Quote the whole listing word for word, please.

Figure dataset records
══════

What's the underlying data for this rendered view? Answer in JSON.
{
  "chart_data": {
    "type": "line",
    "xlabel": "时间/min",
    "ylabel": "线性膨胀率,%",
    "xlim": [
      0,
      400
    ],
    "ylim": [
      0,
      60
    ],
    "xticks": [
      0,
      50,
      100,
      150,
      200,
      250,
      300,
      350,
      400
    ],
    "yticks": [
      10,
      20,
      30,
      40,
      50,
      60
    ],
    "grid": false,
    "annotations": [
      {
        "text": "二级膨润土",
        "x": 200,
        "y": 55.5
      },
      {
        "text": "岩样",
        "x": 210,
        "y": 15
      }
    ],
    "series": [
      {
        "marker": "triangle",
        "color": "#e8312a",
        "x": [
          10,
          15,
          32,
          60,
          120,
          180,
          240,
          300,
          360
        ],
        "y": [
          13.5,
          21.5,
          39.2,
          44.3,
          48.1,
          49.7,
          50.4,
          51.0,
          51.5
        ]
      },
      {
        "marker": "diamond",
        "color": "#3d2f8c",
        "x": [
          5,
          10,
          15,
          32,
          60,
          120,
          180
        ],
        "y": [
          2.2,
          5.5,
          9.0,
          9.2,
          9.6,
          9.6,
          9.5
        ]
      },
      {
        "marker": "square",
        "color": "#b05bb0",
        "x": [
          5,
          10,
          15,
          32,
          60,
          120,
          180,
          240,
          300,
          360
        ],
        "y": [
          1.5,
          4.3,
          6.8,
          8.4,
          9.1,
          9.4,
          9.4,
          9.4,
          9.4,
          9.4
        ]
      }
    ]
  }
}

══════

OUTPUT OF THE TASK:
What's the underlying data for this rendered view? Answer in JSON.
{
  "chart_data": {
    "type": "line",
    "xlabel": "时间/min",
    "ylabel": "线性膨胀率,%",
    "xlim": [
      0,
      400
    ],
    "ylim": [
      0,
      60
    ],
    "xticks": [
      0,
      50,
      100,
      150,
      200,
      250,
      300,
      350,
      400
    ],
    "yticks": [
      10,
      20,
      30,
      40,
      50,
      60
    ],
    "grid": false,
    "annotations": [
      {
        "text": "二级膨润土",
        "x": 200,
        "y": 55.5
      },
      {
        "text": "岩样",
        "x": 210,
        "y": 15
      }
    ],
    "series": [
      {
        "marker": "triangle",
        "color": "#e8312a",
        "x": [
          10,
          15,
          32,
          60,
          120,
          180,
          240,
          300,
          360
        ],
        "y": [
          13.5,
          21.5,
          39.2,
          44.3,
          48.1,
          49.7,
          50.4,
          51.0,
          51.5
        ]
      },
      {
        "marker": "diamond",
        "color": "#3d2f8c",
        "x": [
          5,
          10,
          15,
          32,
          60,
          120,
          180
        ],
        "y": [
          2.2,
          5.5,
          9.0,
          9.2,
          9.6,
          9.6,
          9.5
        ]
      },
      {
        "marker": "square",
        "color": "#b05bb0",
        "x": [
          5,
          10,
          15,
          32,
          60,
          120,
          180,
          240,
          300,
          360
        ],
        "y": [
          1.5,
          4.3,
          6.8,
          8.4,
          9.1,
          9.4,
          9.4,
          9.4,
          9.4,
          9.4
        ]
      }
    ]
  }
}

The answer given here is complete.